**The request:** Scan the data below. Pull out each line where "экипировка" occurs.

**Given entries:**
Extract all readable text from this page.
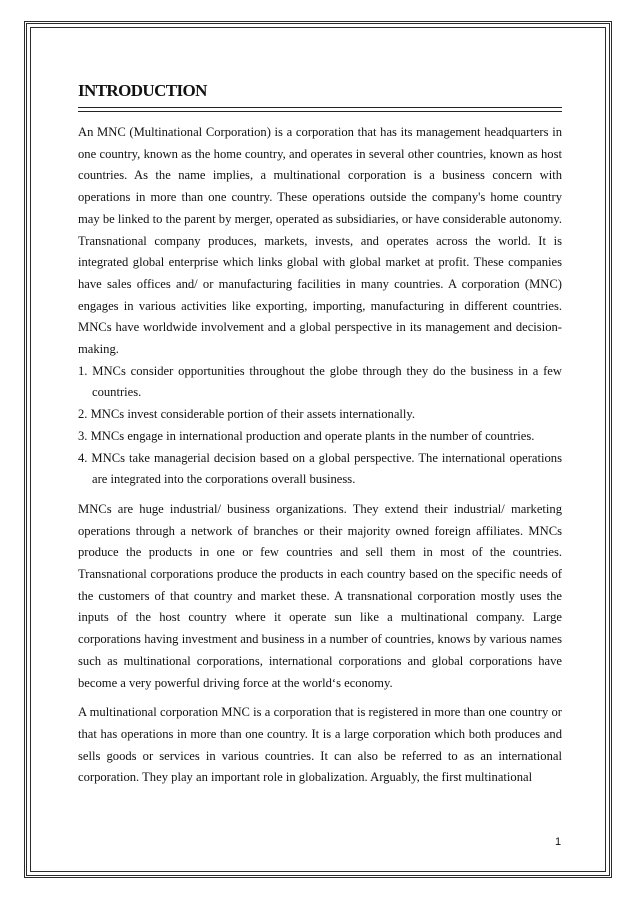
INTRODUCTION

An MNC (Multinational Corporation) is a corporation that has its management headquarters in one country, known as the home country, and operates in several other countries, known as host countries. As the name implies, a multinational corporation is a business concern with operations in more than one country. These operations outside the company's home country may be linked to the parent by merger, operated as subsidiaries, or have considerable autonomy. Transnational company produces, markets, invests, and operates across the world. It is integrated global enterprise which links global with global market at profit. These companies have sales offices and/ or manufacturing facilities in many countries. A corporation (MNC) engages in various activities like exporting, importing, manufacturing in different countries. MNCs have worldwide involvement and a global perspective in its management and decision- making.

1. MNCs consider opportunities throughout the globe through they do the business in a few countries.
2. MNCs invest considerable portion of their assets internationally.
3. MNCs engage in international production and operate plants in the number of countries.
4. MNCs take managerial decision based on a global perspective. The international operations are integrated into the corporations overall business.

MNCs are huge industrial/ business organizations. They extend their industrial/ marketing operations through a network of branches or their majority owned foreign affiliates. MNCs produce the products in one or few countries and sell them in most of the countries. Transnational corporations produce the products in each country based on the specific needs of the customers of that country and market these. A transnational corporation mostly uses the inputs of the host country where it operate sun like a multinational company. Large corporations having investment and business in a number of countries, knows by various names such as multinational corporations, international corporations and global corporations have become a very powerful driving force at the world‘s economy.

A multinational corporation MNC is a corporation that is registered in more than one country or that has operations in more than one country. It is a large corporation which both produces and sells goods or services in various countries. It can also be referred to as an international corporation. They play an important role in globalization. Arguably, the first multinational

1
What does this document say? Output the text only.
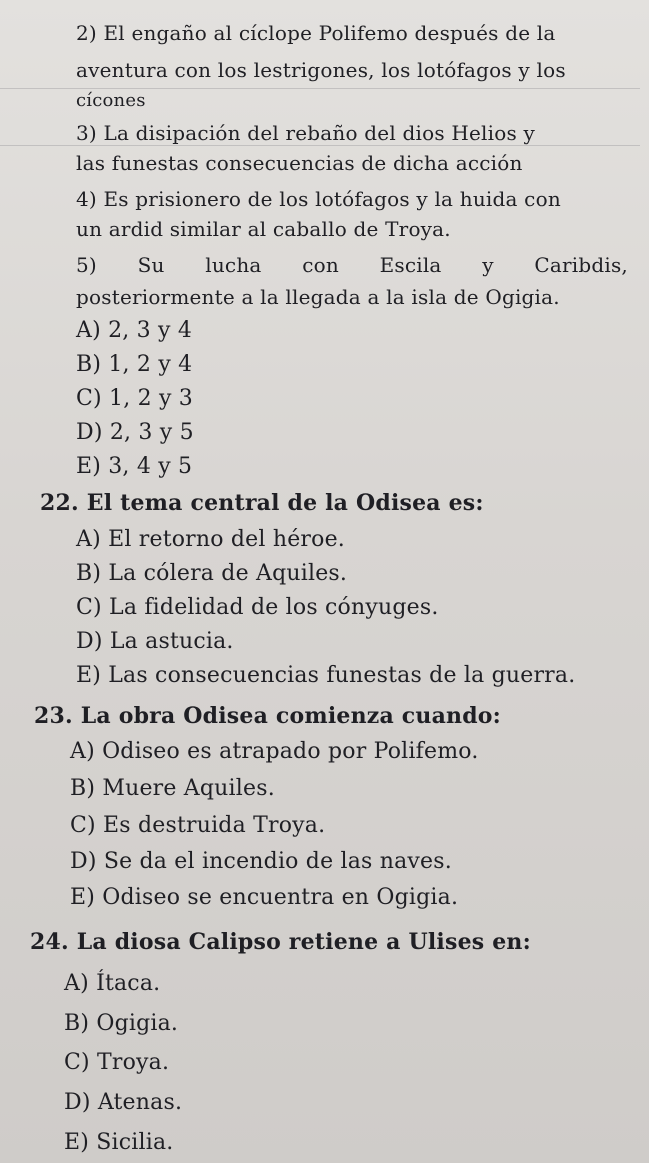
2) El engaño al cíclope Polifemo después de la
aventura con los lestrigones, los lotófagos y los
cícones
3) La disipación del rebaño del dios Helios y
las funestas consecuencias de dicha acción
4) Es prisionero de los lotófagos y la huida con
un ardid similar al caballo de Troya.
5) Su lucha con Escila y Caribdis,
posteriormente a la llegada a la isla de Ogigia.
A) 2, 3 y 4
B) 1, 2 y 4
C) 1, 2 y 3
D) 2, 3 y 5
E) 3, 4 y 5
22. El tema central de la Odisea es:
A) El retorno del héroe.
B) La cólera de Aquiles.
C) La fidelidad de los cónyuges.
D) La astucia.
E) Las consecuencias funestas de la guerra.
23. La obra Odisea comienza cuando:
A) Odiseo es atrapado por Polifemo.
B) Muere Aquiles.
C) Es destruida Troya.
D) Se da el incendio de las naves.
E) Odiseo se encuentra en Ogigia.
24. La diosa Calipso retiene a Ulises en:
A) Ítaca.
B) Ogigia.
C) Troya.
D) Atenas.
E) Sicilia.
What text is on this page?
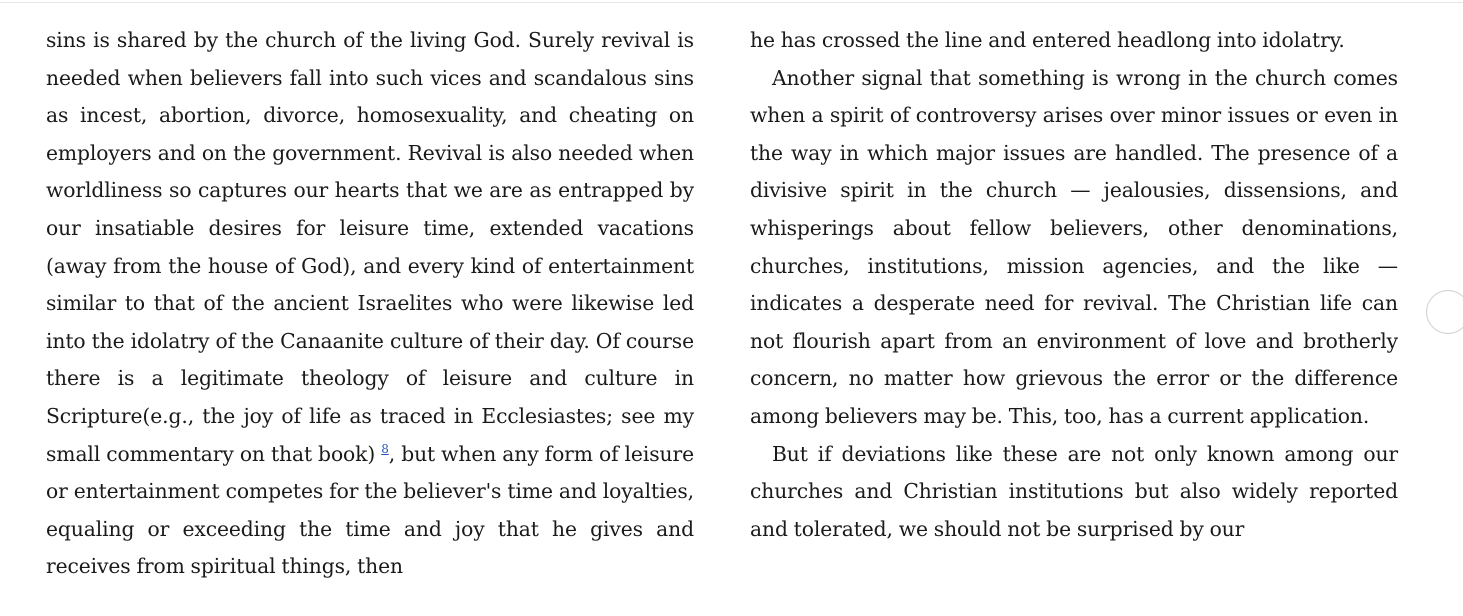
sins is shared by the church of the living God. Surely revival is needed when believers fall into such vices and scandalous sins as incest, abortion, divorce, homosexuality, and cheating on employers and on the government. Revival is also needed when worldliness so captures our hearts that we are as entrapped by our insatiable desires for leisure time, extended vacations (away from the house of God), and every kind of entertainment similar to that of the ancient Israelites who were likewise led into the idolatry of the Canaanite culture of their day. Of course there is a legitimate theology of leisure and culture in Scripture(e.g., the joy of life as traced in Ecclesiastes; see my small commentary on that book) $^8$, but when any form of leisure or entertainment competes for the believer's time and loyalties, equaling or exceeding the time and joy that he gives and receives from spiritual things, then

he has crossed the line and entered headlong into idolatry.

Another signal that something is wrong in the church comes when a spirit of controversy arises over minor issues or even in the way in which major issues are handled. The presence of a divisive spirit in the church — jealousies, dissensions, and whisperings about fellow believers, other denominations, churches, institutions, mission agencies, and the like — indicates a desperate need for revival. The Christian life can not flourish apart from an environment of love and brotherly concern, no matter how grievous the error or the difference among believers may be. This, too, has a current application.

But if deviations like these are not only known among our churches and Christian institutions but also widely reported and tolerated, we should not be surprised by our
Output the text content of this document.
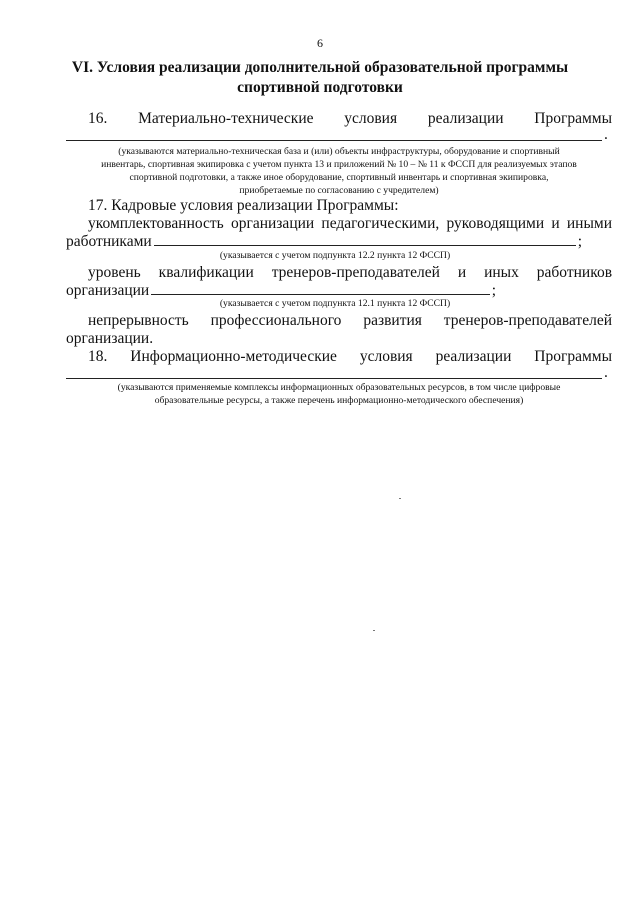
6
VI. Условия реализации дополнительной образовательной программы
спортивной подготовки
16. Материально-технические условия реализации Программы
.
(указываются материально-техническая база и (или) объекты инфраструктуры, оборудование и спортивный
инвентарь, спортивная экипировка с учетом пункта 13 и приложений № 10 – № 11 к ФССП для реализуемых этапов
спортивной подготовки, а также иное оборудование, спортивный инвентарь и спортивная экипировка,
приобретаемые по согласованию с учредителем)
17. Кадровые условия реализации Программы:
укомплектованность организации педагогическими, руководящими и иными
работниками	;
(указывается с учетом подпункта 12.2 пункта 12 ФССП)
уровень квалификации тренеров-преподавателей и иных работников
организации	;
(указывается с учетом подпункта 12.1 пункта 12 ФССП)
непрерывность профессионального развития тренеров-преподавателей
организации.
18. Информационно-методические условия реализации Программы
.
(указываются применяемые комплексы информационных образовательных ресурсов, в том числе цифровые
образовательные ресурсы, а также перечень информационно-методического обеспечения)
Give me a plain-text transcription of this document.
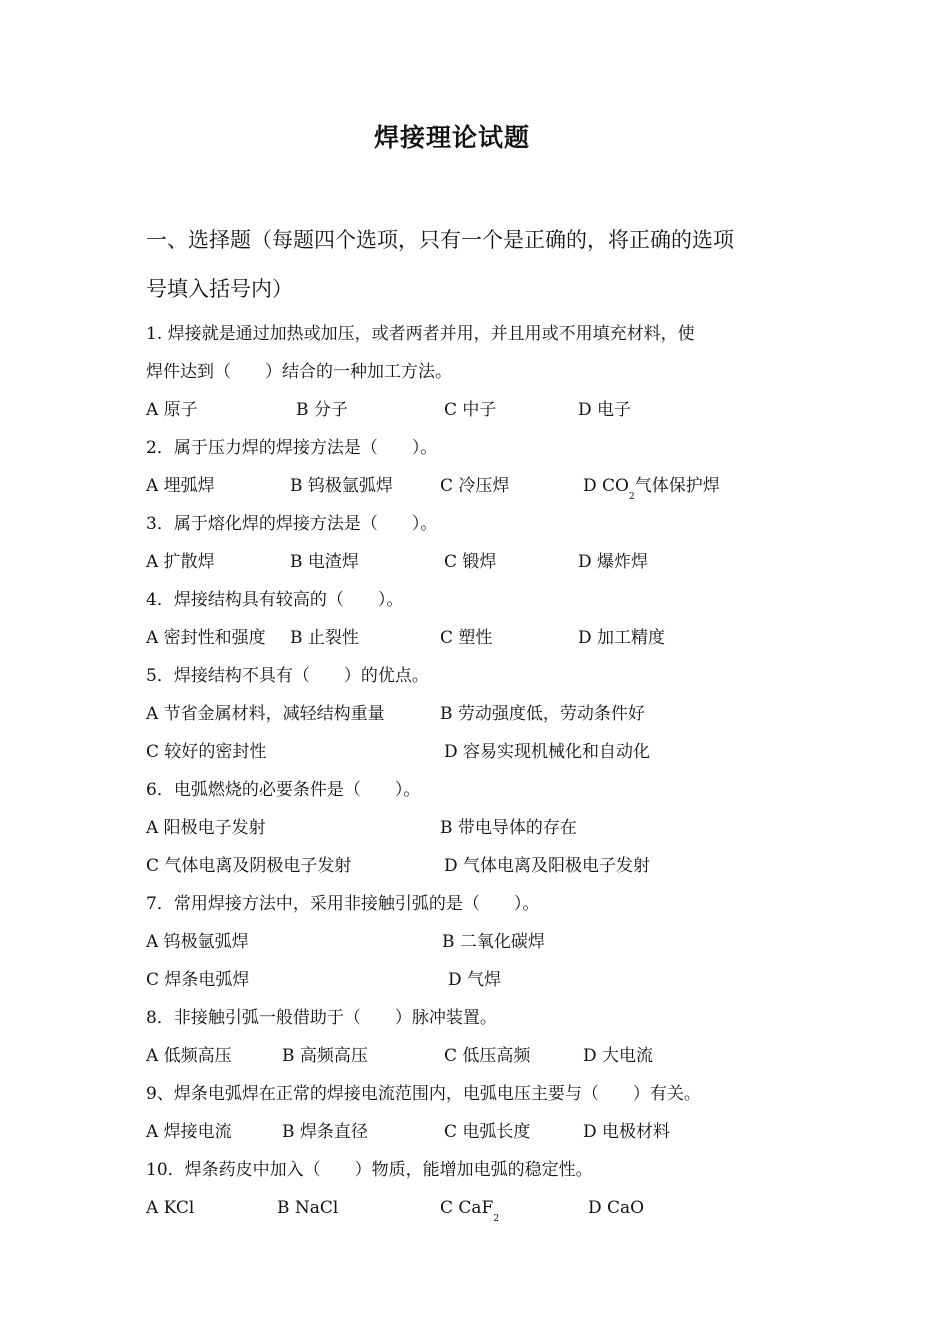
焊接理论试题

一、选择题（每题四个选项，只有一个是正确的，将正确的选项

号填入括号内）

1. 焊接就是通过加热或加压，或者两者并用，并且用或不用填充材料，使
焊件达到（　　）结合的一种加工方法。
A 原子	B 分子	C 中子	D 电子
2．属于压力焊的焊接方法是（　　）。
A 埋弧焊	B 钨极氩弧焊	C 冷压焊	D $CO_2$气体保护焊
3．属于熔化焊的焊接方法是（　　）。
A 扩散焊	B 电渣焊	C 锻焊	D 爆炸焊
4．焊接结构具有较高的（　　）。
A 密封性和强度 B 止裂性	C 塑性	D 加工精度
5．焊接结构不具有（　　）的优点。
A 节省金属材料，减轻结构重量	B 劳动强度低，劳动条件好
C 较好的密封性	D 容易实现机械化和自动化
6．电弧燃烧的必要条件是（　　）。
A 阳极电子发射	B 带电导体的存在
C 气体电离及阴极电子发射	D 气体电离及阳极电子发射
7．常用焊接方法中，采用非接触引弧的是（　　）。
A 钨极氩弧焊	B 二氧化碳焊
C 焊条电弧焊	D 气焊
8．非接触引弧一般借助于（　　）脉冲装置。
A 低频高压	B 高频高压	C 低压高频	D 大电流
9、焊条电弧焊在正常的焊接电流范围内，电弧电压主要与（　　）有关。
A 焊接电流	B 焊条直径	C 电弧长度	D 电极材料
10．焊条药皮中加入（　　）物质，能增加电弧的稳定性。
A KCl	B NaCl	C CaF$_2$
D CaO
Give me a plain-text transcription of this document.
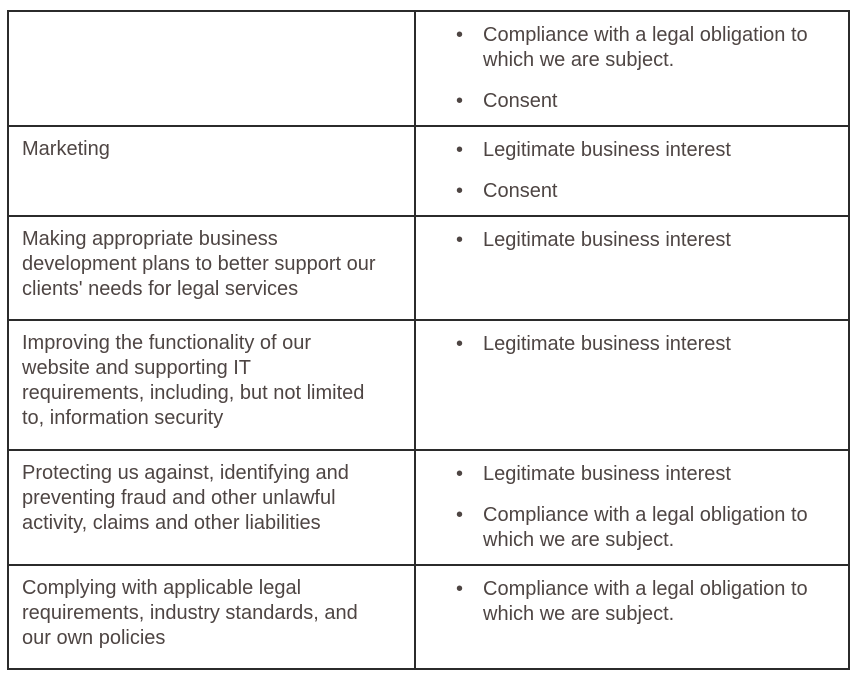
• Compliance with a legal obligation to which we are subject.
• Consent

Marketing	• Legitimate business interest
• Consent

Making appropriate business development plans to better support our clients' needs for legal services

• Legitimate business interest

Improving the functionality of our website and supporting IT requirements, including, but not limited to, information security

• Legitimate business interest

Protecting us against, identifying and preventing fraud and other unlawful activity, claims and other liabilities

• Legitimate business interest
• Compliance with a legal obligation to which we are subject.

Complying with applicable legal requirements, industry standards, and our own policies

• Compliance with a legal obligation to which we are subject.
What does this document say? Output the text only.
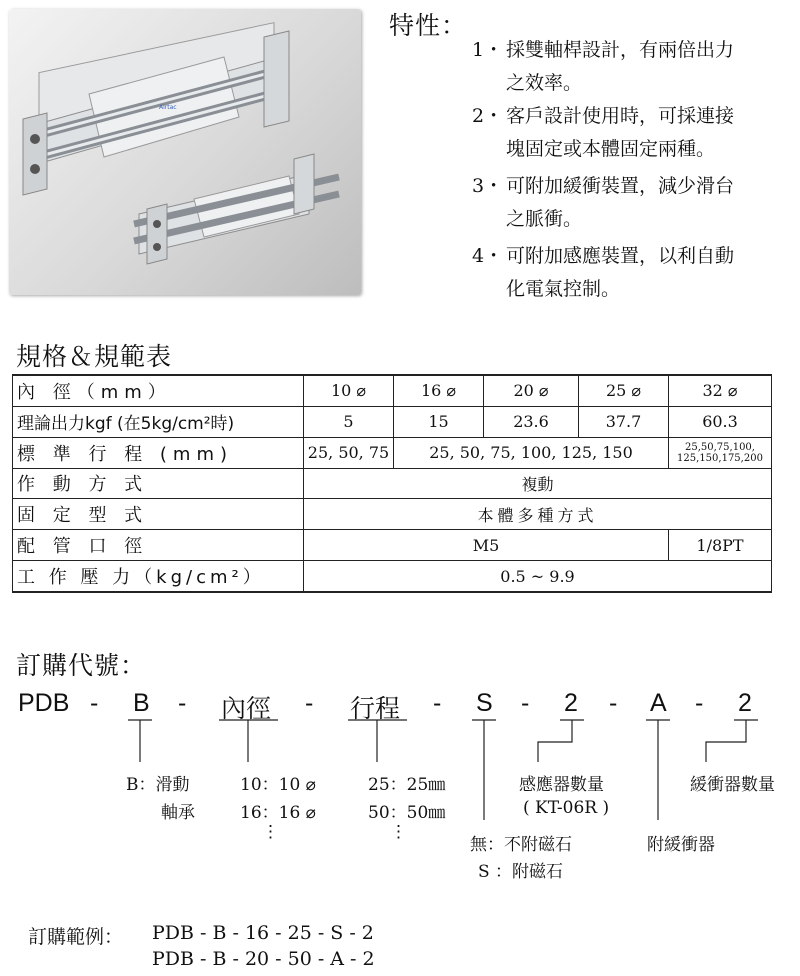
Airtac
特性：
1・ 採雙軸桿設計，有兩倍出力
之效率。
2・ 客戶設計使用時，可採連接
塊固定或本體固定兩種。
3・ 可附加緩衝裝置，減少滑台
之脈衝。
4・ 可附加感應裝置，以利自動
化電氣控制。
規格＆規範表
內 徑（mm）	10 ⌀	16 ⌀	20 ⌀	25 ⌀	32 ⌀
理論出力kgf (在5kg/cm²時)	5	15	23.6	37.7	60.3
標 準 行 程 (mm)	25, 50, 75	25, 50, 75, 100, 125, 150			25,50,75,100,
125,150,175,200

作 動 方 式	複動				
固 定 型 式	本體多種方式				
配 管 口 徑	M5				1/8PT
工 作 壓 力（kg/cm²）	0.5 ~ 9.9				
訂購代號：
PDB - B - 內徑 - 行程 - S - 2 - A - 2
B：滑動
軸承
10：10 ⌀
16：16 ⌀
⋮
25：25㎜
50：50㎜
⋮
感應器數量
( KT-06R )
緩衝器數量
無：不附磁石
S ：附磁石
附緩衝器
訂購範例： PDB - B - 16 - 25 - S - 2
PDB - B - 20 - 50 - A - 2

**Exercise response:**
инвентарь, спортивная экипировка с учетом пункта 13 и приложений № 10 – № 11 к ФССП для реализуемых этапов
спортивной подготовки, а также иное оборудование, спортивный инвентарь и спортивная экипировка,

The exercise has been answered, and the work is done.